- _Instruction_:
Count, in the entries, the lines with "JSON". Answer with the number only.
________
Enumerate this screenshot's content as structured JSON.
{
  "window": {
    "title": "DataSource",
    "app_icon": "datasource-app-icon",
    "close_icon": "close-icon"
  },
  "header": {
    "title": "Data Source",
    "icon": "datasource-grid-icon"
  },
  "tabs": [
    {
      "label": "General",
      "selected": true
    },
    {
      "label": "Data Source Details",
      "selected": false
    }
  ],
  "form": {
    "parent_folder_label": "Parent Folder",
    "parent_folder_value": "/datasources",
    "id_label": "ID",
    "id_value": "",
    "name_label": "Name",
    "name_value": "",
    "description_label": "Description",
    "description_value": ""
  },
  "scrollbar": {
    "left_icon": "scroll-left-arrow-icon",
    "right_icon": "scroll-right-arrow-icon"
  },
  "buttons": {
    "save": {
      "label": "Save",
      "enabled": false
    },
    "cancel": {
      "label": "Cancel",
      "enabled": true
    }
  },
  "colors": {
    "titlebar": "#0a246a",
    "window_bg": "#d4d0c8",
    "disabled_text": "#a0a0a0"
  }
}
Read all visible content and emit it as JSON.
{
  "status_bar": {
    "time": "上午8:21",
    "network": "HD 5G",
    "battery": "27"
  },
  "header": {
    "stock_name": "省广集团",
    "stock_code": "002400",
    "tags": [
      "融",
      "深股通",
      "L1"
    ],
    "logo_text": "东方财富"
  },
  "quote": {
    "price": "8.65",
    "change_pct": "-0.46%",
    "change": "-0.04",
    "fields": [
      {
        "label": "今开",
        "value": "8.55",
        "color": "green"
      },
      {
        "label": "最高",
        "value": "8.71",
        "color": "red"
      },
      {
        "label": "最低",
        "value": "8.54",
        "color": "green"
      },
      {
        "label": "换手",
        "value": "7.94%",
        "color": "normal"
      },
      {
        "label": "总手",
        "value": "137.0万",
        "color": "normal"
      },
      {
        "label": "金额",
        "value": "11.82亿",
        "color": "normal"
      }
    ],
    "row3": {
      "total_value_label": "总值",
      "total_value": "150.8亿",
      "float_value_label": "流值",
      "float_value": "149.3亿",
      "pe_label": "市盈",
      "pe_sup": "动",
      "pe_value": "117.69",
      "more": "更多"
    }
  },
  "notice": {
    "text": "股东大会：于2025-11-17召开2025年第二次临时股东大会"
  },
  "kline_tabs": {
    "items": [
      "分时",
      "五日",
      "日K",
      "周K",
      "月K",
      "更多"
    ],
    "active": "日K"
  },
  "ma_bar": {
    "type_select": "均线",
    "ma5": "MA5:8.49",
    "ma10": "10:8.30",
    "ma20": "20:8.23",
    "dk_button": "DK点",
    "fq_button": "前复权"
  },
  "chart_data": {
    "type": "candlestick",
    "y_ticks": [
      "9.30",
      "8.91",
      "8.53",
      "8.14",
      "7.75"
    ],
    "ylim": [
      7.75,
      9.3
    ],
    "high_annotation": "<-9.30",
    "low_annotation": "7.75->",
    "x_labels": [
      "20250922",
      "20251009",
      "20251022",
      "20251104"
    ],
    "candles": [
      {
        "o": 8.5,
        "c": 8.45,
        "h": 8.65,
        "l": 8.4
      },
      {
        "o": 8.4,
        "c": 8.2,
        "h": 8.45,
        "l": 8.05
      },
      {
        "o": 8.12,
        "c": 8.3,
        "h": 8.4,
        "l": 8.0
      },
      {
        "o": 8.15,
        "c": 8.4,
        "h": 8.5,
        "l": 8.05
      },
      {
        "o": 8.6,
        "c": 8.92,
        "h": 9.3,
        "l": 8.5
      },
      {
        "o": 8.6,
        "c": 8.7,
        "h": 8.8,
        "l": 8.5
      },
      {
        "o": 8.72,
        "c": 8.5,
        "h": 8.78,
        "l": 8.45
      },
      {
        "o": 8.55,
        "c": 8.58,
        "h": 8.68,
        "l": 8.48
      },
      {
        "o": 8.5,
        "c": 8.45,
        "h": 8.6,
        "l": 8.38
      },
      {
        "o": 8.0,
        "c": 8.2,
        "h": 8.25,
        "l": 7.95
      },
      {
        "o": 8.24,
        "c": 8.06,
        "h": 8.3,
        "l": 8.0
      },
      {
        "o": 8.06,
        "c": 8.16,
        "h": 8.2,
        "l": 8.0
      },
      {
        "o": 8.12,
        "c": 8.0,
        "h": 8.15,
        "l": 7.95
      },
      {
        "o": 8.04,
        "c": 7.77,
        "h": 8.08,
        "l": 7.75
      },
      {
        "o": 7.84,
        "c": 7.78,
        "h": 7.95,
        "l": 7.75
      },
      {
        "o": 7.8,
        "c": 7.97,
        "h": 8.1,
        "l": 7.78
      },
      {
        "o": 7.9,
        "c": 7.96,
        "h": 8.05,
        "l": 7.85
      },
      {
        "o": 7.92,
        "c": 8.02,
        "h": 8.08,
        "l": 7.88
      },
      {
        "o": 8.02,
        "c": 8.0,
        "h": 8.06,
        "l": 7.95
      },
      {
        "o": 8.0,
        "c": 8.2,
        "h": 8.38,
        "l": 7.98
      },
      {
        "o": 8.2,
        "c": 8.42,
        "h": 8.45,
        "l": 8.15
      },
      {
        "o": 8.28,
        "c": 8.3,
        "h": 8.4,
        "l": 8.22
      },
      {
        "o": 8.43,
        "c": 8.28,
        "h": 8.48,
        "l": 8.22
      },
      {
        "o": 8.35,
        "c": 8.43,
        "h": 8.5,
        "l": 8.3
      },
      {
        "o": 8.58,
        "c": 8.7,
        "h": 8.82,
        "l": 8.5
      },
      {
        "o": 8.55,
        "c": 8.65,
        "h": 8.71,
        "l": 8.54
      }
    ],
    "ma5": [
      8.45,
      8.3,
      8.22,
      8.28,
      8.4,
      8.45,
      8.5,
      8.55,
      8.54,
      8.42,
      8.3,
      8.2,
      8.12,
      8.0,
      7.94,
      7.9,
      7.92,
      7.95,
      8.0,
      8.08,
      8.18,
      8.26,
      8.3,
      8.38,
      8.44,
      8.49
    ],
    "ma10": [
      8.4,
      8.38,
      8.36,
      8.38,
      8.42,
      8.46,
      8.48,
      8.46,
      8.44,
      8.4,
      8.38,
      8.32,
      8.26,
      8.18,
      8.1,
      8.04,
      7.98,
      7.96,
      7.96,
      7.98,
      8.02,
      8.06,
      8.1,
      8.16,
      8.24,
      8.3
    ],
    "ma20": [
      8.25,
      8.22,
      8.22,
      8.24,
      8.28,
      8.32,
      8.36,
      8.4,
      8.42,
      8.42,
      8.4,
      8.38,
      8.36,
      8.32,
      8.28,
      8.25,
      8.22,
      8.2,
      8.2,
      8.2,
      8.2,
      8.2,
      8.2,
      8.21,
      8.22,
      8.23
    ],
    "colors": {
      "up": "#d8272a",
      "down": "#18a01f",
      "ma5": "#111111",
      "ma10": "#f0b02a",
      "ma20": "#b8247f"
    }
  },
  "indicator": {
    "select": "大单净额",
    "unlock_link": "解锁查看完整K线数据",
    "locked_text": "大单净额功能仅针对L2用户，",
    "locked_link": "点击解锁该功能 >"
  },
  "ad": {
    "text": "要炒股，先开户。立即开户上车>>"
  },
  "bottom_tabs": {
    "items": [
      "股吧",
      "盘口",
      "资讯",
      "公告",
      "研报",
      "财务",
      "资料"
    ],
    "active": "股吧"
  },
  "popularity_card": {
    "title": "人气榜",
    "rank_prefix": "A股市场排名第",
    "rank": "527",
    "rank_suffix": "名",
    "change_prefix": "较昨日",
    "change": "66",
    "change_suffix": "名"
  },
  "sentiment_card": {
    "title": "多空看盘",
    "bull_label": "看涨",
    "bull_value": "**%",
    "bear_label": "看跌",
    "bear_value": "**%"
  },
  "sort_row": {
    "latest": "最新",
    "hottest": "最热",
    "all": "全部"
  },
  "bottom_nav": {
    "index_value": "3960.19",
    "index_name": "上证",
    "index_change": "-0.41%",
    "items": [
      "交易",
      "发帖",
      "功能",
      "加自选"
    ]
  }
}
________
- _Solution to this task_:
2